- **SELECTED PASSAGE**
* Begin *
However, the difficult thing for this narrative is what Magister made clear all the way back in 2013: Chaouqui was right in the middle of the original Vatileaks scandal.

But like heaven above me

Today, the Vatican City State arrested, following an investigation by the Vatican City’s police, Msgr. Lucio Angel Vallejo Balda and Dr. Francesca Chaouqui for leaking financial documents. These arrests precede the publication of a couple of new books, which promise Vatileaks-style bombshells. Both Vallejo and Chaouqui were members of the Pope’s commission on financial reforms (COSEA, if you’re really into Vatican politics), which studied the Vatican’s finances closely and recommended reforms. One may remember, notwithstanding the Year of Divorce and Remarriage, that one of the important issues for Francis, at least in the Conclave talks, was the reform of the Curia and the Vatican’s finances. Vallejo and Chaouqui were in the middle of that, which is, presumably, why they had access to the financial information. What you may have missed was a piece, by Sandro Magister, which Rocco Palmo tweeted earlier today, as we were just learning about the Vallejo-Chaouqui arrests, and which is positive chock full of information about the Vallejo-Chaouqui connection in the context of Vatileaks:

it was maintained that Paolo Gabriele, the butler of Benedict XVI arrested and sentenced for stealing from the pope a an enormous number of confidential documents that were later given to the press, was not the only one in the curia to have acted in that way, but like him and after him there were others still in action, including a woman.

The “revelations” relative to this affair did not give the names of the protagonists. Including the latest and most spectacular anonymous interview, published in “la Repubblica” on March 7, 2013, a few days before the conclave that elected pope Bergoglio.
* End *
- **SUPPLIED DATA**
* Begin *
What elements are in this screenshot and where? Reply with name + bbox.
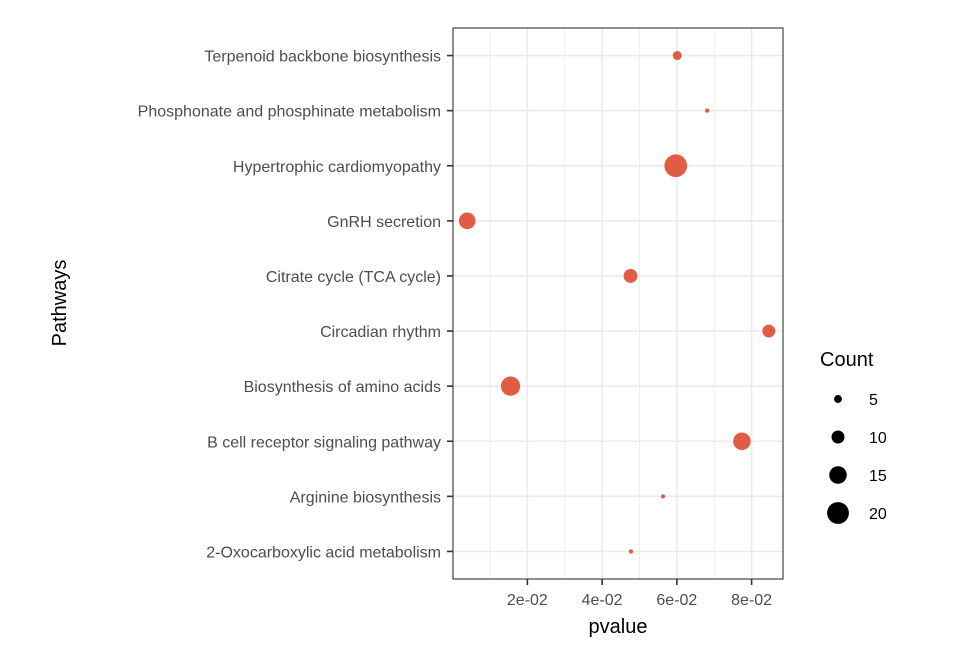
* End *
- **TASK BRIEF**
In the passage on the Vatileaks arrests, which two people did the Vatican City State arrest for leaking financial documents?

- **RESPONSE TO THE EXERCISE**
Msgr. Lucio Angel Vallejo Balda and Dr. Francesca Chaouqui.